**STATED TASK:** Repeat the records below exactly.
********
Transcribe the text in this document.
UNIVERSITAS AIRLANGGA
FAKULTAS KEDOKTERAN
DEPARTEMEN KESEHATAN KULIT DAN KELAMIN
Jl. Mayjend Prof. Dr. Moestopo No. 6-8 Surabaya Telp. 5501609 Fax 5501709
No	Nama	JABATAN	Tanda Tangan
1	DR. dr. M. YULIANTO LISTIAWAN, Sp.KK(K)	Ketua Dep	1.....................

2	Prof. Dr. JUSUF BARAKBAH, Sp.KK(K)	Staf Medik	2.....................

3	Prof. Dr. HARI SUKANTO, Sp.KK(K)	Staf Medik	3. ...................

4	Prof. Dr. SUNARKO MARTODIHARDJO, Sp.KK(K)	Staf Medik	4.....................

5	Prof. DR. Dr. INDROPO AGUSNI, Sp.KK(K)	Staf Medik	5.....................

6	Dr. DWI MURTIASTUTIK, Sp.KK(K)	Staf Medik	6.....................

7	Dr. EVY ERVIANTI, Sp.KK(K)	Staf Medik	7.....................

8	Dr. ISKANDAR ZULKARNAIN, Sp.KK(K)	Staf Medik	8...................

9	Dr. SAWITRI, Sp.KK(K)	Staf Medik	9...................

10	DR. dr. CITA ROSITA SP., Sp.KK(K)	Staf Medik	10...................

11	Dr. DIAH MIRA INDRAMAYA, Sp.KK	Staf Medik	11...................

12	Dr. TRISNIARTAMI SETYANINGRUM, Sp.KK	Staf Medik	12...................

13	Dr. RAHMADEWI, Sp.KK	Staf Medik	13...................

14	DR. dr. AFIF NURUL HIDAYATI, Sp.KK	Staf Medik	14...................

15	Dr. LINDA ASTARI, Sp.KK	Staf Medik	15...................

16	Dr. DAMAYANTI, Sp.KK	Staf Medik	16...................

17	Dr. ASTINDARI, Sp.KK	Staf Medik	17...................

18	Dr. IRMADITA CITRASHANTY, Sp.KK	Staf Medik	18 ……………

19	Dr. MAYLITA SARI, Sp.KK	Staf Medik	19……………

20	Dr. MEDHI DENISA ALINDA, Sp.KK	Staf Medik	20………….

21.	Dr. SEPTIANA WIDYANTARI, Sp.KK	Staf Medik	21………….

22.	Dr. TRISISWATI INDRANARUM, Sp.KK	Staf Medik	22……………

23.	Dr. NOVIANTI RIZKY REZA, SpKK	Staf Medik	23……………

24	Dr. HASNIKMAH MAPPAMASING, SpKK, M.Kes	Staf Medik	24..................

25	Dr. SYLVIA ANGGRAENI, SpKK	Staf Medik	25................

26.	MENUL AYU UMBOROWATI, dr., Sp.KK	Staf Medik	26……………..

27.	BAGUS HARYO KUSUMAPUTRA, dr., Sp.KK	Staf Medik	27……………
********
**EXERCISE RESPONSE:**
Transcribe the text in this document.
UNIVERSITAS AIRLANGGA
FAKULTAS KEDOKTERAN
DEPARTEMEN KESEHATAN KULIT DAN KELAMIN
Jl. Mayjend Prof. Dr. Moestopo No. 6-8 Surabaya Telp. 5501609 Fax 5501709
No	Nama	JABATAN	Tanda Tangan
1	DR. dr. M. YULIANTO LISTIAWAN, Sp.KK(K)	Ketua Dep	1.....................

2	Prof. Dr. JUSUF BARAKBAH, Sp.KK(K)	Staf Medik	2.....................

3	Prof. Dr. HARI SUKANTO, Sp.KK(K)	Staf Medik	3. ...................

4	Prof. Dr. SUNARKO MARTODIHARDJO, Sp.KK(K)	Staf Medik	4.....................

5	Prof. DR. Dr. INDROPO AGUSNI, Sp.KK(K)	Staf Medik	5.....................

6	Dr. DWI MURTIASTUTIK, Sp.KK(K)	Staf Medik	6.....................

7	Dr. EVY ERVIANTI, Sp.KK(K)	Staf Medik	7.....................

8	Dr. ISKANDAR ZULKARNAIN, Sp.KK(K)	Staf Medik	8...................

9	Dr. SAWITRI, Sp.KK(K)	Staf Medik	9...................

10	DR. dr. CITA ROSITA SP., Sp.KK(K)	Staf Medik	10...................

11	Dr. DIAH MIRA INDRAMAYA, Sp.KK	Staf Medik	11...................

12	Dr. TRISNIARTAMI SETYANINGRUM, Sp.KK	Staf Medik	12...................

13	Dr. RAHMADEWI, Sp.KK	Staf Medik	13...................

14	DR. dr. AFIF NURUL HIDAYATI, Sp.KK	Staf Medik	14...................

15	Dr. LINDA ASTARI, Sp.KK	Staf Medik	15...................

16	Dr. DAMAYANTI, Sp.KK	Staf Medik	16...................

17	Dr. ASTINDARI, Sp.KK	Staf Medik	17...................

18	Dr. IRMADITA CITRASHANTY, Sp.KK	Staf Medik	18 ……………

19	Dr. MAYLITA SARI, Sp.KK	Staf Medik	19……………

20	Dr. MEDHI DENISA ALINDA, Sp.KK	Staf Medik	20………….

21.	Dr. SEPTIANA WIDYANTARI, Sp.KK	Staf Medik	21………….

22.	Dr. TRISISWATI INDRANARUM, Sp.KK	Staf Medik	22……………

23.	Dr. NOVIANTI RIZKY REZA, SpKK	Staf Medik	23……………

24	Dr. HASNIKMAH MAPPAMASING, SpKK, M.Kes	Staf Medik	24..................

25	Dr. SYLVIA ANGGRAENI, SpKK	Staf Medik	25................

26.	MENUL AYU UMBOROWATI, dr., Sp.KK	Staf Medik	26……………..

27.	BAGUS HARYO KUSUMAPUTRA, dr., Sp.KK	Staf Medik	27……………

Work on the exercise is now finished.